Required work
Work through the listing below and count the lines that hold "ரதமர". Answer with the number alone.

▬▬▬▬▬▬

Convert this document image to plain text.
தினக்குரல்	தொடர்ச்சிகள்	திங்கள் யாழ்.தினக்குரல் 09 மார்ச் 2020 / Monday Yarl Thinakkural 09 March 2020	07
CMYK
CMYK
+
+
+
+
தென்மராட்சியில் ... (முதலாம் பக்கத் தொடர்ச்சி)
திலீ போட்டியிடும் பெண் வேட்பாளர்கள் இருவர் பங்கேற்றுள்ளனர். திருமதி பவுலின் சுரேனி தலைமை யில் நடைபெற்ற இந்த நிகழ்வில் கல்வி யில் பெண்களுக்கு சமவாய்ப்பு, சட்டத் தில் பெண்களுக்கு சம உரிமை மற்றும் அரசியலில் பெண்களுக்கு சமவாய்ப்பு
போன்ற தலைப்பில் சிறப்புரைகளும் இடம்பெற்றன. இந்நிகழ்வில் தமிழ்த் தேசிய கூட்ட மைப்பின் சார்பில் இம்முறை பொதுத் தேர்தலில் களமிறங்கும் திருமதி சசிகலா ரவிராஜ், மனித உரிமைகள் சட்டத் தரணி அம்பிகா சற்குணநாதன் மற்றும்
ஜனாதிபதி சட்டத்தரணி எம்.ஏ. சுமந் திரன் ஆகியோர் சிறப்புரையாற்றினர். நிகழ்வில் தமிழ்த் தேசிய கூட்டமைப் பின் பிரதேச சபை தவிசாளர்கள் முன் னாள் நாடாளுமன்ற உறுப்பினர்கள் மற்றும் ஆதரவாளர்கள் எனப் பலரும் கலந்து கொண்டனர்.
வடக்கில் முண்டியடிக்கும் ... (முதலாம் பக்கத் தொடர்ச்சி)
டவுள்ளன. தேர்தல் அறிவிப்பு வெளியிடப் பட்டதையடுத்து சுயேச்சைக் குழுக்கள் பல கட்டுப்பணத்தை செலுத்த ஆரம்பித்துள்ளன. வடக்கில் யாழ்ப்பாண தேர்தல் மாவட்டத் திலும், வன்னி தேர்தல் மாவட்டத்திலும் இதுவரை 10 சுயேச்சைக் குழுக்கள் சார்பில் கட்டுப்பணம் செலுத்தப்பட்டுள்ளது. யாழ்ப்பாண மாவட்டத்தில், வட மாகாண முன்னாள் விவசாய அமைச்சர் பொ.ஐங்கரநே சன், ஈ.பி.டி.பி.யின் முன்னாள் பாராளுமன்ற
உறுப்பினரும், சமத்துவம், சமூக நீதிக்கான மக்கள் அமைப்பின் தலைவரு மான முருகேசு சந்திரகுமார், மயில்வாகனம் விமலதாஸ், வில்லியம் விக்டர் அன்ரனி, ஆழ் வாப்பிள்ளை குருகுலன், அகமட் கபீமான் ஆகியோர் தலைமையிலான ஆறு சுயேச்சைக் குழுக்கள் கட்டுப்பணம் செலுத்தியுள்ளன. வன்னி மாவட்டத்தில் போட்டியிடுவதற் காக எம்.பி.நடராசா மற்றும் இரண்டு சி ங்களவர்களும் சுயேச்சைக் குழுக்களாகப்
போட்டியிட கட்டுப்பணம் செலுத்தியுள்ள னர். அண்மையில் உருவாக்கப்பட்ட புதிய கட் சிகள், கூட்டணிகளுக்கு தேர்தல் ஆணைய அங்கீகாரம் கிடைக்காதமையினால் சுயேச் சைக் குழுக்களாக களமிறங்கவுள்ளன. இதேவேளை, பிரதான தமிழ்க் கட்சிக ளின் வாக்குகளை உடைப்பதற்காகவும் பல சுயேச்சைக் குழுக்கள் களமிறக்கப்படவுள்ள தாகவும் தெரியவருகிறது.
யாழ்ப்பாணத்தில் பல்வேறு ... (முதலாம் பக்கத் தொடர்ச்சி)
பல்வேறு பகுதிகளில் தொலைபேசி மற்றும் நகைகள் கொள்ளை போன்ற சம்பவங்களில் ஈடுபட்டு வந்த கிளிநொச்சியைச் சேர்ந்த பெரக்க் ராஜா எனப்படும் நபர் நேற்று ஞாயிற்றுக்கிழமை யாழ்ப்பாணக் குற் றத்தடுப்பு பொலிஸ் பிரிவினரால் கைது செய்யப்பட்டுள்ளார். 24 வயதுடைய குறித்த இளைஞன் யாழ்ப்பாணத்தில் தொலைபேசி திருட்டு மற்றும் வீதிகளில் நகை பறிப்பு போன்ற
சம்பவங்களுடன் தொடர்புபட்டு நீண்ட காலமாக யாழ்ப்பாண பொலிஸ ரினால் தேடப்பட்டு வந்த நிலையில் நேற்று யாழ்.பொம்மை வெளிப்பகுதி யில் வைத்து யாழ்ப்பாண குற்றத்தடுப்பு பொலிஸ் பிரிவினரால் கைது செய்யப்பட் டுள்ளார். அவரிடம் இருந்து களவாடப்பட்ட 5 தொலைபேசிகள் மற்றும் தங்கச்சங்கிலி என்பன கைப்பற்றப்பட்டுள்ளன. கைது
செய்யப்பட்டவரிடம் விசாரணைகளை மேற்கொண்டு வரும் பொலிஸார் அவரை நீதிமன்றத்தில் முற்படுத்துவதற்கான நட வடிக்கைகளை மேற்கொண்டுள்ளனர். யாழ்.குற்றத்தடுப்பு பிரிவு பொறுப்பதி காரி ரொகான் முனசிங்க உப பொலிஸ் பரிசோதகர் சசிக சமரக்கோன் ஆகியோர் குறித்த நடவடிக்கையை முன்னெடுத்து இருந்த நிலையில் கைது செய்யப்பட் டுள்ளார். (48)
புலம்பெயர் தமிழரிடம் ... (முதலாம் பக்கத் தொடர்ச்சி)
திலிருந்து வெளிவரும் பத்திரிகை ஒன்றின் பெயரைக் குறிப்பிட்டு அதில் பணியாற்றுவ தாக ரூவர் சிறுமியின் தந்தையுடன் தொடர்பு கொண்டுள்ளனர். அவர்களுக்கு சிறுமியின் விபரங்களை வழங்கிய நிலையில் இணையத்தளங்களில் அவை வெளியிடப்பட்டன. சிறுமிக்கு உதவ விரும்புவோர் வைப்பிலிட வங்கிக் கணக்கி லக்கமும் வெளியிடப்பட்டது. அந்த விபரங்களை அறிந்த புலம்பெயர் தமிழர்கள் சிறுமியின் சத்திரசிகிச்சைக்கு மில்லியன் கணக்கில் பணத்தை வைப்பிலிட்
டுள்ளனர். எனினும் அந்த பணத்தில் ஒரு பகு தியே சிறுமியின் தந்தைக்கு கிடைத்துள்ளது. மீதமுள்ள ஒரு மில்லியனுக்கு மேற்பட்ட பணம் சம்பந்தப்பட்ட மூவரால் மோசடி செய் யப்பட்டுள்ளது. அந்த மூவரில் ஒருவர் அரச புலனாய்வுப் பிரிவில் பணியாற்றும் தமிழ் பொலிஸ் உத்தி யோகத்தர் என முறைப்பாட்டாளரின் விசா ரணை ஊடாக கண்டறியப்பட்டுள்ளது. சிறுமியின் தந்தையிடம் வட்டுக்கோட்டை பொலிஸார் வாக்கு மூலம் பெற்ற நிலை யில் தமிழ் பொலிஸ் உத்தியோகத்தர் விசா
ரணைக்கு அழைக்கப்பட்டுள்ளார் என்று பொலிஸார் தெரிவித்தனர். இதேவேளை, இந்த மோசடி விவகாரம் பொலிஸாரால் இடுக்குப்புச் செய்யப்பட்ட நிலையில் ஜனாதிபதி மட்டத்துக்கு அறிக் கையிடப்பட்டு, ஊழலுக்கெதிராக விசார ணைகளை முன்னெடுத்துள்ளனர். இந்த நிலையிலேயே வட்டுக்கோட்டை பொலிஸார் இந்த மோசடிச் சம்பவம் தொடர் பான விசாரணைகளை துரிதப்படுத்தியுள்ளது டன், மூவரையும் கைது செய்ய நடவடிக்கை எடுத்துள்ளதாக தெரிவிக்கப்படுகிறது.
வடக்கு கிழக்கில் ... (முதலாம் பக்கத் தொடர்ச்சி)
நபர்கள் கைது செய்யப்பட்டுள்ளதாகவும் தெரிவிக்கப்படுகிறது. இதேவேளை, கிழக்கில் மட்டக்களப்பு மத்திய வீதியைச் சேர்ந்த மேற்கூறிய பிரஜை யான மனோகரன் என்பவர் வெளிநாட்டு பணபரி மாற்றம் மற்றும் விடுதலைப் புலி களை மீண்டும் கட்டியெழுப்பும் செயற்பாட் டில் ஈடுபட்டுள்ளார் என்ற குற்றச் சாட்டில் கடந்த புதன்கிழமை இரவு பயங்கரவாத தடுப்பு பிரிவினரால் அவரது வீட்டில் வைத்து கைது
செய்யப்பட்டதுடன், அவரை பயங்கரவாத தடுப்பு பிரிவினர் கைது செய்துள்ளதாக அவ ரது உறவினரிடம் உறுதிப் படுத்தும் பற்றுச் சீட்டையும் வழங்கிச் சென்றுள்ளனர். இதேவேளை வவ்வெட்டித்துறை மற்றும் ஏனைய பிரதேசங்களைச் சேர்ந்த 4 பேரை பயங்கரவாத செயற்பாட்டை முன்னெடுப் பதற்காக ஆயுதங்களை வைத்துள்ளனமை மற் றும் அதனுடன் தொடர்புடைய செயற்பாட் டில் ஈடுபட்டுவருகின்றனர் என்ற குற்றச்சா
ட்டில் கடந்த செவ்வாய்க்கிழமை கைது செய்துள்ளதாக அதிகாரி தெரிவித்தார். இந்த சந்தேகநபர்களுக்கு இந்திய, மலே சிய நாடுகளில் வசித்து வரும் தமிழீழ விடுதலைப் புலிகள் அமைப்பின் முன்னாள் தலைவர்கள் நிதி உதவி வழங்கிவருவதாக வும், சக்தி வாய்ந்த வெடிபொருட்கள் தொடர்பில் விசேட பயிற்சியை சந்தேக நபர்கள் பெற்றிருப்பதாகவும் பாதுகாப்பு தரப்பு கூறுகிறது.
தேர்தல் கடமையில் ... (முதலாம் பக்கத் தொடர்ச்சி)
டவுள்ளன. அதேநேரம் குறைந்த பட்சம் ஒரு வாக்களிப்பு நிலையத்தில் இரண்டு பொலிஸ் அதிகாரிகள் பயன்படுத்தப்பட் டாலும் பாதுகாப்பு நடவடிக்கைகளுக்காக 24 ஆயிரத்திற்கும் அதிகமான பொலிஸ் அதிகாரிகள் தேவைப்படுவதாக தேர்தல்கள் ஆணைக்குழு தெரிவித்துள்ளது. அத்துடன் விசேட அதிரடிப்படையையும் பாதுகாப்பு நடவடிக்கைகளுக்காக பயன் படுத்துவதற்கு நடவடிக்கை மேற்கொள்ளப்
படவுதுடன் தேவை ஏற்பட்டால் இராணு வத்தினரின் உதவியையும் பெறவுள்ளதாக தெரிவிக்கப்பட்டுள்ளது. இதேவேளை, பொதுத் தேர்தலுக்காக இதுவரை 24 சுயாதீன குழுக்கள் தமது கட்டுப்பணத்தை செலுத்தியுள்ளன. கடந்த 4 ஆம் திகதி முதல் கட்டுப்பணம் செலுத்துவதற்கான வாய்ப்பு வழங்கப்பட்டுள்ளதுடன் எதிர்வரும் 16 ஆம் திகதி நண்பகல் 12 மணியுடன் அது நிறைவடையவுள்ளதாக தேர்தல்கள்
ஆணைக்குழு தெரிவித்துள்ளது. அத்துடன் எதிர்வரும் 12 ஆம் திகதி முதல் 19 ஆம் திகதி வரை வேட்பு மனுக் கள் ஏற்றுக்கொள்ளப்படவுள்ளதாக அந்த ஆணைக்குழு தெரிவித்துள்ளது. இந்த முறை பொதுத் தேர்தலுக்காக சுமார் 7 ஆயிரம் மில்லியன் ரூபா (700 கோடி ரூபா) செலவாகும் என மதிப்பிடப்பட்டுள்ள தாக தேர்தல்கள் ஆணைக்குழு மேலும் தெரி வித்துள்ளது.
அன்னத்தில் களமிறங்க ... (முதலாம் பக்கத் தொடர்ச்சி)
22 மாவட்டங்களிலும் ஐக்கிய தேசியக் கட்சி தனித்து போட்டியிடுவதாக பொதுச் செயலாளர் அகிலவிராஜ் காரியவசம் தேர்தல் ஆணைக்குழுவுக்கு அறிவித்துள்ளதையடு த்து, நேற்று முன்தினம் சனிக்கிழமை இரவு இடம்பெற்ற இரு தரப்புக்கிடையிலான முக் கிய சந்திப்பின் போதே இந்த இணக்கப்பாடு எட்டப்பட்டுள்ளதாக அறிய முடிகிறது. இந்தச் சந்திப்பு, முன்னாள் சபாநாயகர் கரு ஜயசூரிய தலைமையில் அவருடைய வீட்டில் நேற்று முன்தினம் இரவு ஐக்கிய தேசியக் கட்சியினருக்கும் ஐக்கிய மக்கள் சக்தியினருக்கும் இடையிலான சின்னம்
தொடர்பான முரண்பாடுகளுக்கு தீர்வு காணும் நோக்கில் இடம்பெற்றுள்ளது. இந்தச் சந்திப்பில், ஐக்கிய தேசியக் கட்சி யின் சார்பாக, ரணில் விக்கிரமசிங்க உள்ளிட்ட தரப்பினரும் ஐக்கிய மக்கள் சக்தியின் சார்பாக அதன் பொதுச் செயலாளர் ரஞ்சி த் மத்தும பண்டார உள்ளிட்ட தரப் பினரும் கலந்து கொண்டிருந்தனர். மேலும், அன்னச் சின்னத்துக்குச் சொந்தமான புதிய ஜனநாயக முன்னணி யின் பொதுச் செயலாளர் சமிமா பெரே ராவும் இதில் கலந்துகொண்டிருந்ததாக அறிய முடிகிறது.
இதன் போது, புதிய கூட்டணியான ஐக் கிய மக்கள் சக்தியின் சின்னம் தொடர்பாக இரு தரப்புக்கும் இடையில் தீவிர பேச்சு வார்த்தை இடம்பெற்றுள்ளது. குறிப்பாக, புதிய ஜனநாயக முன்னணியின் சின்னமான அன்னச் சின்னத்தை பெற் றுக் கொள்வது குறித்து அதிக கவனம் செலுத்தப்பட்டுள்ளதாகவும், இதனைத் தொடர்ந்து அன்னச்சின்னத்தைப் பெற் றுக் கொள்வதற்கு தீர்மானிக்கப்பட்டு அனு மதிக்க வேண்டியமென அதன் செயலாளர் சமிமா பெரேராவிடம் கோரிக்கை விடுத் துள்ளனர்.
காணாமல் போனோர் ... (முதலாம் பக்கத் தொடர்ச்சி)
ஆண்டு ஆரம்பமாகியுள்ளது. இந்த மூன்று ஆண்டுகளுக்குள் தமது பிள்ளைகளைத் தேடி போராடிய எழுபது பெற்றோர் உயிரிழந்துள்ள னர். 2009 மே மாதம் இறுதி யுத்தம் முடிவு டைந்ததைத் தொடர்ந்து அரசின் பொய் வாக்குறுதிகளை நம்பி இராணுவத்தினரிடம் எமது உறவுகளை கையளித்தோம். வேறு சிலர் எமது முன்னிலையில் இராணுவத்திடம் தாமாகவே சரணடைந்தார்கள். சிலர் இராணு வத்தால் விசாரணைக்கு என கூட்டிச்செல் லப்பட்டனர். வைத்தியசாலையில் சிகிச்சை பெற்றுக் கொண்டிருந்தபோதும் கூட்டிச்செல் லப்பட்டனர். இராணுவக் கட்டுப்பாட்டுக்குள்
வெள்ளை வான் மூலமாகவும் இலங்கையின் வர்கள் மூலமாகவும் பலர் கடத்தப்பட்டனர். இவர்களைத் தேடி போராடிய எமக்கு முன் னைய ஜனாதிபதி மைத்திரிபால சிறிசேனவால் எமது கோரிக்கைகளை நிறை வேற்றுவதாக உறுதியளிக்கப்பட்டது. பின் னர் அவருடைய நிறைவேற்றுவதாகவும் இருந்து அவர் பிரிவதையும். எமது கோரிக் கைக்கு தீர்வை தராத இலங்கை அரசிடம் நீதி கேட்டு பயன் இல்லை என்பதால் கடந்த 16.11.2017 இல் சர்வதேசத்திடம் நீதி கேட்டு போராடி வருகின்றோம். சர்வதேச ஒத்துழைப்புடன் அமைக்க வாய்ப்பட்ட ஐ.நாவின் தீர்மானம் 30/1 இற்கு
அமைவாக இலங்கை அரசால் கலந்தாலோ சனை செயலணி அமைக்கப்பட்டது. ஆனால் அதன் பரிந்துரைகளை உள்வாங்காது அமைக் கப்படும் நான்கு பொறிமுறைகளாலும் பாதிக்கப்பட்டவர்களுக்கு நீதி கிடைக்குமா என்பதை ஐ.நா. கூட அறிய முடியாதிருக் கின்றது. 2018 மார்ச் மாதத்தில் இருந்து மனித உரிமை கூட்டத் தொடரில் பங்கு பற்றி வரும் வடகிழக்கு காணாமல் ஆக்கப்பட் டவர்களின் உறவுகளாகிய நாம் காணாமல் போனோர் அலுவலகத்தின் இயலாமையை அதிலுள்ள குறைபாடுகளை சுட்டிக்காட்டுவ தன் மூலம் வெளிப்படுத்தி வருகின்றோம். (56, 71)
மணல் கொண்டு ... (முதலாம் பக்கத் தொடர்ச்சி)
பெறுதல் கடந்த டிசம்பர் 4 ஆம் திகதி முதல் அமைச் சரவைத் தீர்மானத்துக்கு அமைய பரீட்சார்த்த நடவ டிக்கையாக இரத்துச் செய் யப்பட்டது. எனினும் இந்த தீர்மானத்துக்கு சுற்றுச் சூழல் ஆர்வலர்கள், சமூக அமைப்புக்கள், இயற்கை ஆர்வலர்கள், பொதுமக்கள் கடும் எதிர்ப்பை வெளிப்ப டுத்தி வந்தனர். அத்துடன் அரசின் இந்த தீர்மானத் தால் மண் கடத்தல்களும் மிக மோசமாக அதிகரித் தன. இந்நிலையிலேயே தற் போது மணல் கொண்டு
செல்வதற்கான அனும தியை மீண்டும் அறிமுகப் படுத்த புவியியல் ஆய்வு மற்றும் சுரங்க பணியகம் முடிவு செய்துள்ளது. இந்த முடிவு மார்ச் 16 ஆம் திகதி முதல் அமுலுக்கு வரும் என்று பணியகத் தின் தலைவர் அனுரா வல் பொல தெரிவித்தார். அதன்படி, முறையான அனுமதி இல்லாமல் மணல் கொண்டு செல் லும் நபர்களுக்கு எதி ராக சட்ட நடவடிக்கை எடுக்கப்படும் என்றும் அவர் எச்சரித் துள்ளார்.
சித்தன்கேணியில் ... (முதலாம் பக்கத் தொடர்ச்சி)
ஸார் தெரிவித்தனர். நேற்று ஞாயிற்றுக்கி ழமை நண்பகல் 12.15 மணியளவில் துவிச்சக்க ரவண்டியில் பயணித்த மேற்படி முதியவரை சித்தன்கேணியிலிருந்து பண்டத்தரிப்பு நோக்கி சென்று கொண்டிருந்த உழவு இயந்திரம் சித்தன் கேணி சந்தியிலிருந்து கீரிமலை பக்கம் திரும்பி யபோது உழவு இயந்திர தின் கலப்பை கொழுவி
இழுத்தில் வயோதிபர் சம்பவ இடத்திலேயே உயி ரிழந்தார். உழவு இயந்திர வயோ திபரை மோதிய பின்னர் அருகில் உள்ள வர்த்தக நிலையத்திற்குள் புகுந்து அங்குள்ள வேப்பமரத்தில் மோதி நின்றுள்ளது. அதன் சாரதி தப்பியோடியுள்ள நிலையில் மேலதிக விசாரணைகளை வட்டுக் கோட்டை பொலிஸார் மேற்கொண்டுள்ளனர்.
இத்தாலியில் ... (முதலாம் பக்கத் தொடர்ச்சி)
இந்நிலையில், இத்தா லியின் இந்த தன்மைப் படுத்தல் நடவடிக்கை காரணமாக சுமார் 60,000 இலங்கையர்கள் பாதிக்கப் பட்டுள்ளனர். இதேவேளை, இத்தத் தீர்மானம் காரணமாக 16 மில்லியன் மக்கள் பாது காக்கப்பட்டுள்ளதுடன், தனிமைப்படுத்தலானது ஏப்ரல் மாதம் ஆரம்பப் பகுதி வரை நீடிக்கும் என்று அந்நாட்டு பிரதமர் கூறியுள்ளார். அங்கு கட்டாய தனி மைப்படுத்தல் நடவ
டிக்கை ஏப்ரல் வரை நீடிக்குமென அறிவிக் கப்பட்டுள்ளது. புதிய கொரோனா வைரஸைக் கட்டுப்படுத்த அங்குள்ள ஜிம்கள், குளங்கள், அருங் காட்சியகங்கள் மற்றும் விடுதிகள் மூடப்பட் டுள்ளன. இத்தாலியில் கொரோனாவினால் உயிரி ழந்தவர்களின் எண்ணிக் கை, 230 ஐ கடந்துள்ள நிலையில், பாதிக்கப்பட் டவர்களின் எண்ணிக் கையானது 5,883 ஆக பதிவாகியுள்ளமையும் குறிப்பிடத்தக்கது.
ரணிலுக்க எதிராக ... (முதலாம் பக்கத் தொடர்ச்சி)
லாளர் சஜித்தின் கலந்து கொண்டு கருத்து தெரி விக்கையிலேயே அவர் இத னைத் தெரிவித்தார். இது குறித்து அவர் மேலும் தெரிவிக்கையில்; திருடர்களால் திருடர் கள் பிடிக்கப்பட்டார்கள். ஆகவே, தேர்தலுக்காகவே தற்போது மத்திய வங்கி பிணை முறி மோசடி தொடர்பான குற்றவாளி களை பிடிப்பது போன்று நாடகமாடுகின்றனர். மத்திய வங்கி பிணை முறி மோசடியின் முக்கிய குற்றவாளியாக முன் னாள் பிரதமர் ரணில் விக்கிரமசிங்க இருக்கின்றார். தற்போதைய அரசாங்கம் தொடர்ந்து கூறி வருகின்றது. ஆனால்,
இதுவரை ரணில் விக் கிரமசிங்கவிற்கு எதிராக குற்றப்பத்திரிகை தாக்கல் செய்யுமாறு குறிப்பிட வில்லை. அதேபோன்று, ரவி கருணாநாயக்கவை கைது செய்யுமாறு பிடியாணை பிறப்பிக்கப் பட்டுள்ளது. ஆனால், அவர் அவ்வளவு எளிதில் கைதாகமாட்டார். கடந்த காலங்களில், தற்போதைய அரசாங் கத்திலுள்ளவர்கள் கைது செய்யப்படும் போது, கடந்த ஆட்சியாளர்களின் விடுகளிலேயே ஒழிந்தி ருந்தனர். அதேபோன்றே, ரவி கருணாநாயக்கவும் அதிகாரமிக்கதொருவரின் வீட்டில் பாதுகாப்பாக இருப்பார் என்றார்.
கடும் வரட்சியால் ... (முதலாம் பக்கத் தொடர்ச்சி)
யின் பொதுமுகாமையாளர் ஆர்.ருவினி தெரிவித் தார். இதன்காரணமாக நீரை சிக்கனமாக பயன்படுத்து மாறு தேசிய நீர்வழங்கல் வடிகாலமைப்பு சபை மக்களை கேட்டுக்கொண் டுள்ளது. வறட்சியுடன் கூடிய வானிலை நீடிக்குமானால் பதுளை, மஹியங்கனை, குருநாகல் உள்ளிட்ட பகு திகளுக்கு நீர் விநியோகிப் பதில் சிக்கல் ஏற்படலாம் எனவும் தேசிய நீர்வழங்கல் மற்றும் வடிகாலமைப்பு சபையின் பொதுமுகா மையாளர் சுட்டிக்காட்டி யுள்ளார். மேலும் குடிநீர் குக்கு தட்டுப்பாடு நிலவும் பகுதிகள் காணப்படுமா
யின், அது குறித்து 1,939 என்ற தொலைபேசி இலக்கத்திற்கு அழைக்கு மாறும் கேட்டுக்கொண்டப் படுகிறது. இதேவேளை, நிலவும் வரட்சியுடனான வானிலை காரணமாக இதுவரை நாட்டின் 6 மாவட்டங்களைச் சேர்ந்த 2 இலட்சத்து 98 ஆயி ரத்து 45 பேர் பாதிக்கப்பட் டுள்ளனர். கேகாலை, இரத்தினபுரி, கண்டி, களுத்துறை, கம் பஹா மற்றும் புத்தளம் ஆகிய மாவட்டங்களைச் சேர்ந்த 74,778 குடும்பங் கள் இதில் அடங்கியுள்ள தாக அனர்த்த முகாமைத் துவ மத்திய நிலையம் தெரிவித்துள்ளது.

▬▬▬▬▬▬

Answer in full
2